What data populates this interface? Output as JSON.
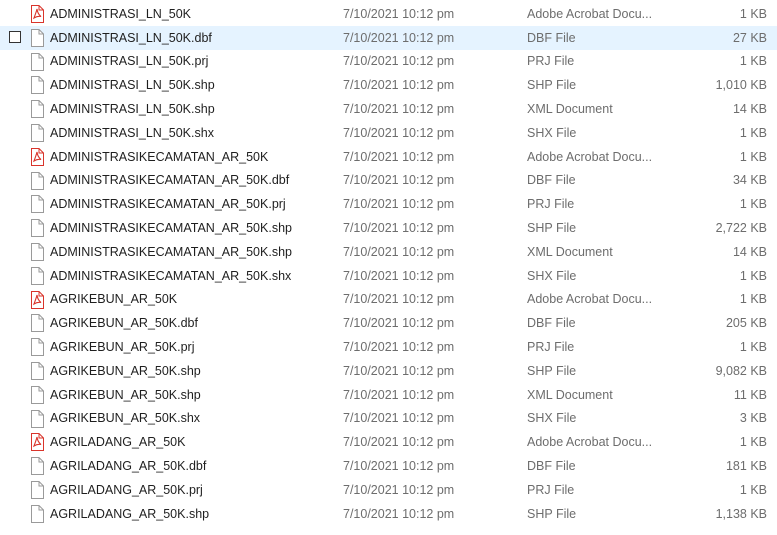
{
  "files": [
    {
      "name": "ADMINISTRASI_LN_50K",
      "date": "7/10/2021 10:12 pm",
      "type": "Adobe Acrobat Docu...",
      "size": "1 KB",
      "icon": "pdf-icon"
    },
    {
      "name": "ADMINISTRASI_LN_50K.dbf",
      "date": "7/10/2021 10:12 pm",
      "type": "DBF File",
      "size": "27 KB",
      "icon": "file-icon",
      "hover": true
    },
    {
      "name": "ADMINISTRASI_LN_50K.prj",
      "date": "7/10/2021 10:12 pm",
      "type": "PRJ File",
      "size": "1 KB",
      "icon": "file-icon"
    },
    {
      "name": "ADMINISTRASI_LN_50K.shp",
      "date": "7/10/2021 10:12 pm",
      "type": "SHP File",
      "size": "1,010 KB",
      "icon": "file-icon"
    },
    {
      "name": "ADMINISTRASI_LN_50K.shp",
      "date": "7/10/2021 10:12 pm",
      "type": "XML Document",
      "size": "14 KB",
      "icon": "file-icon"
    },
    {
      "name": "ADMINISTRASI_LN_50K.shx",
      "date": "7/10/2021 10:12 pm",
      "type": "SHX File",
      "size": "1 KB",
      "icon": "file-icon"
    },
    {
      "name": "ADMINISTRASIKECAMATAN_AR_50K",
      "date": "7/10/2021 10:12 pm",
      "type": "Adobe Acrobat Docu...",
      "size": "1 KB",
      "icon": "pdf-icon"
    },
    {
      "name": "ADMINISTRASIKECAMATAN_AR_50K.dbf",
      "date": "7/10/2021 10:12 pm",
      "type": "DBF File",
      "size": "34 KB",
      "icon": "file-icon"
    },
    {
      "name": "ADMINISTRASIKECAMATAN_AR_50K.prj",
      "date": "7/10/2021 10:12 pm",
      "type": "PRJ File",
      "size": "1 KB",
      "icon": "file-icon"
    },
    {
      "name": "ADMINISTRASIKECAMATAN_AR_50K.shp",
      "date": "7/10/2021 10:12 pm",
      "type": "SHP File",
      "size": "2,722 KB",
      "icon": "file-icon"
    },
    {
      "name": "ADMINISTRASIKECAMATAN_AR_50K.shp",
      "date": "7/10/2021 10:12 pm",
      "type": "XML Document",
      "size": "14 KB",
      "icon": "file-icon"
    },
    {
      "name": "ADMINISTRASIKECAMATAN_AR_50K.shx",
      "date": "7/10/2021 10:12 pm",
      "type": "SHX File",
      "size": "1 KB",
      "icon": "file-icon"
    },
    {
      "name": "AGRIKEBUN_AR_50K",
      "date": "7/10/2021 10:12 pm",
      "type": "Adobe Acrobat Docu...",
      "size": "1 KB",
      "icon": "pdf-icon"
    },
    {
      "name": "AGRIKEBUN_AR_50K.dbf",
      "date": "7/10/2021 10:12 pm",
      "type": "DBF File",
      "size": "205 KB",
      "icon": "file-icon"
    },
    {
      "name": "AGRIKEBUN_AR_50K.prj",
      "date": "7/10/2021 10:12 pm",
      "type": "PRJ File",
      "size": "1 KB",
      "icon": "file-icon"
    },
    {
      "name": "AGRIKEBUN_AR_50K.shp",
      "date": "7/10/2021 10:12 pm",
      "type": "SHP File",
      "size": "9,082 KB",
      "icon": "file-icon"
    },
    {
      "name": "AGRIKEBUN_AR_50K.shp",
      "date": "7/10/2021 10:12 pm",
      "type": "XML Document",
      "size": "11 KB",
      "icon": "file-icon"
    },
    {
      "name": "AGRIKEBUN_AR_50K.shx",
      "date": "7/10/2021 10:12 pm",
      "type": "SHX File",
      "size": "3 KB",
      "icon": "file-icon"
    },
    {
      "name": "AGRILADANG_AR_50K",
      "date": "7/10/2021 10:12 pm",
      "type": "Adobe Acrobat Docu...",
      "size": "1 KB",
      "icon": "pdf-icon"
    },
    {
      "name": "AGRILADANG_AR_50K.dbf",
      "date": "7/10/2021 10:12 pm",
      "type": "DBF File",
      "size": "181 KB",
      "icon": "file-icon"
    },
    {
      "name": "AGRILADANG_AR_50K.prj",
      "date": "7/10/2021 10:12 pm",
      "type": "PRJ File",
      "size": "1 KB",
      "icon": "file-icon"
    },
    {
      "name": "AGRILADANG_AR_50K.shp",
      "date": "7/10/2021 10:12 pm",
      "type": "SHP File",
      "size": "1,138 KB",
      "icon": "file-icon"
    }
  ],
  "colors": {
    "hover_bg": "#e5f3ff",
    "pdf_red": "#d9342b",
    "secondary_text": "#6d6d6d"
  }
}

━━━

- [Task requirements] Print all of the records shown above exactly, leaving out each picture.

- [Task result]
What data populates this interface? Output as JSON.
{
  "files": [
    {
      "name": "ADMINISTRASI_LN_50K",
      "date": "7/10/2021 10:12 pm",
      "type": "Adobe Acrobat Docu...",
      "size": "1 KB",
      "icon": "pdf-icon"
    },
    {
      "name": "ADMINISTRASI_LN_50K.dbf",
      "date": "7/10/2021 10:12 pm",
      "type": "DBF File",
      "size": "27 KB",
      "icon": "file-icon",
      "hover": true
    },
    {
      "name": "ADMINISTRASI_LN_50K.prj",
      "date": "7/10/2021 10:12 pm",
      "type": "PRJ File",
      "size": "1 KB",
      "icon": "file-icon"
    },
    {
      "name": "ADMINISTRASI_LN_50K.shp",
      "date": "7/10/2021 10:12 pm",
      "type": "SHP File",
      "size": "1,010 KB",
      "icon": "file-icon"
    },
    {
      "name": "ADMINISTRASI_LN_50K.shp",
      "date": "7/10/2021 10:12 pm",
      "type": "XML Document",
      "size": "14 KB",
      "icon": "file-icon"
    },
    {
      "name": "ADMINISTRASI_LN_50K.shx",
      "date": "7/10/2021 10:12 pm",
      "type": "SHX File",
      "size": "1 KB",
      "icon": "file-icon"
    },
    {
      "name": "ADMINISTRASIKECAMATAN_AR_50K",
      "date": "7/10/2021 10:12 pm",
      "type": "Adobe Acrobat Docu...",
      "size": "1 KB",
      "icon": "pdf-icon"
    },
    {
      "name": "ADMINISTRASIKECAMATAN_AR_50K.dbf",
      "date": "7/10/2021 10:12 pm",
      "type": "DBF File",
      "size": "34 KB",
      "icon": "file-icon"
    },
    {
      "name": "ADMINISTRASIKECAMATAN_AR_50K.prj",
      "date": "7/10/2021 10:12 pm",
      "type": "PRJ File",
      "size": "1 KB",
      "icon": "file-icon"
    },
    {
      "name": "ADMINISTRASIKECAMATAN_AR_50K.shp",
      "date": "7/10/2021 10:12 pm",
      "type": "SHP File",
      "size": "2,722 KB",
      "icon": "file-icon"
    },
    {
      "name": "ADMINISTRASIKECAMATAN_AR_50K.shp",
      "date": "7/10/2021 10:12 pm",
      "type": "XML Document",
      "size": "14 KB",
      "icon": "file-icon"
    },
    {
      "name": "ADMINISTRASIKECAMATAN_AR_50K.shx",
      "date": "7/10/2021 10:12 pm",
      "type": "SHX File",
      "size": "1 KB",
      "icon": "file-icon"
    },
    {
      "name": "AGRIKEBUN_AR_50K",
      "date": "7/10/2021 10:12 pm",
      "type": "Adobe Acrobat Docu...",
      "size": "1 KB",
      "icon": "pdf-icon"
    },
    {
      "name": "AGRIKEBUN_AR_50K.dbf",
      "date": "7/10/2021 10:12 pm",
      "type": "DBF File",
      "size": "205 KB",
      "icon": "file-icon"
    },
    {
      "name": "AGRIKEBUN_AR_50K.prj",
      "date": "7/10/2021 10:12 pm",
      "type": "PRJ File",
      "size": "1 KB",
      "icon": "file-icon"
    },
    {
      "name": "AGRIKEBUN_AR_50K.shp",
      "date": "7/10/2021 10:12 pm",
      "type": "SHP File",
      "size": "9,082 KB",
      "icon": "file-icon"
    },
    {
      "name": "AGRIKEBUN_AR_50K.shp",
      "date": "7/10/2021 10:12 pm",
      "type": "XML Document",
      "size": "11 KB",
      "icon": "file-icon"
    },
    {
      "name": "AGRIKEBUN_AR_50K.shx",
      "date": "7/10/2021 10:12 pm",
      "type": "SHX File",
      "size": "3 KB",
      "icon": "file-icon"
    },
    {
      "name": "AGRILADANG_AR_50K",
      "date": "7/10/2021 10:12 pm",
      "type": "Adobe Acrobat Docu...",
      "size": "1 KB",
      "icon": "pdf-icon"
    },
    {
      "name": "AGRILADANG_AR_50K.dbf",
      "date": "7/10/2021 10:12 pm",
      "type": "DBF File",
      "size": "181 KB",
      "icon": "file-icon"
    },
    {
      "name": "AGRILADANG_AR_50K.prj",
      "date": "7/10/2021 10:12 pm",
      "type": "PRJ File",
      "size": "1 KB",
      "icon": "file-icon"
    },
    {
      "name": "AGRILADANG_AR_50K.shp",
      "date": "7/10/2021 10:12 pm",
      "type": "SHP File",
      "size": "1,138 KB",
      "icon": "file-icon"
    }
  ],
  "colors": {
    "hover_bg": "#e5f3ff",
    "pdf_red": "#d9342b",
    "secondary_text": "#6d6d6d"
  }
}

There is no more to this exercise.